------ Records for processing ------

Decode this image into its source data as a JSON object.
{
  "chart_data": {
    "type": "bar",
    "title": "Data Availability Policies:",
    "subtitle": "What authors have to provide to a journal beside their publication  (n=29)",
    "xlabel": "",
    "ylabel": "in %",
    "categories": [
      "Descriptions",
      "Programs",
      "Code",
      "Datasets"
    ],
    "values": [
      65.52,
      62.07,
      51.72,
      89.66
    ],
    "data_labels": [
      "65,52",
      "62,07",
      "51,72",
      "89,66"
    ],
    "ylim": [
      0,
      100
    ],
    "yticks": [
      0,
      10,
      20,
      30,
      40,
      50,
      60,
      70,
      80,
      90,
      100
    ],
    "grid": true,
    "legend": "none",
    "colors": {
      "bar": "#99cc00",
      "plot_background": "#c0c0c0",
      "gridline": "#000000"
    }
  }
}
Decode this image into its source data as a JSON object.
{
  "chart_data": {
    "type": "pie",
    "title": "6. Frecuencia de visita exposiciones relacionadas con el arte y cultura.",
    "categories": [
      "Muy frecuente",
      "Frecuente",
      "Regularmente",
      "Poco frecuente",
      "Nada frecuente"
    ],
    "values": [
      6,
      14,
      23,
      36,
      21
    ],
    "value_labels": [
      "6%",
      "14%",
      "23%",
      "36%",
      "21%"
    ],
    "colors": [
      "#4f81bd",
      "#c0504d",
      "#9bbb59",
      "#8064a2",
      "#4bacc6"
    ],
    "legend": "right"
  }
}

------

**Prompt**
Output every record above exactly as it appears.

**Written response**
Decode this image into its source data as a JSON object.
{
  "chart_data": {
    "type": "bar",
    "title": "Data Availability Policies:",
    "subtitle": "What authors have to provide to a journal beside their publication  (n=29)",
    "xlabel": "",
    "ylabel": "in %",
    "categories": [
      "Descriptions",
      "Programs",
      "Code",
      "Datasets"
    ],
    "values": [
      65.52,
      62.07,
      51.72,
      89.66
    ],
    "data_labels": [
      "65,52",
      "62,07",
      "51,72",
      "89,66"
    ],
    "ylim": [
      0,
      100
    ],
    "yticks": [
      0,
      10,
      20,
      30,
      40,
      50,
      60,
      70,
      80,
      90,
      100
    ],
    "grid": true,
    "legend": "none",
    "colors": {
      "bar": "#99cc00",
      "plot_background": "#c0c0c0",
      "gridline": "#000000"
    }
  }
}
Decode this image into its source data as a JSON object.
{
  "chart_data": {
    "type": "pie",
    "title": "6. Frecuencia de visita exposiciones relacionadas con el arte y cultura.",
    "categories": [
      "Muy frecuente",
      "Frecuente",
      "Regularmente",
      "Poco frecuente",
      "Nada frecuente"
    ],
    "values": [
      6,
      14,
      23,
      36,
      21
    ],
    "value_labels": [
      "6%",
      "14%",
      "23%",
      "36%",
      "21%"
    ],
    "colors": [
      "#4f81bd",
      "#c0504d",
      "#9bbb59",
      "#8064a2",
      "#4bacc6"
    ],
    "legend": "right"
  }
}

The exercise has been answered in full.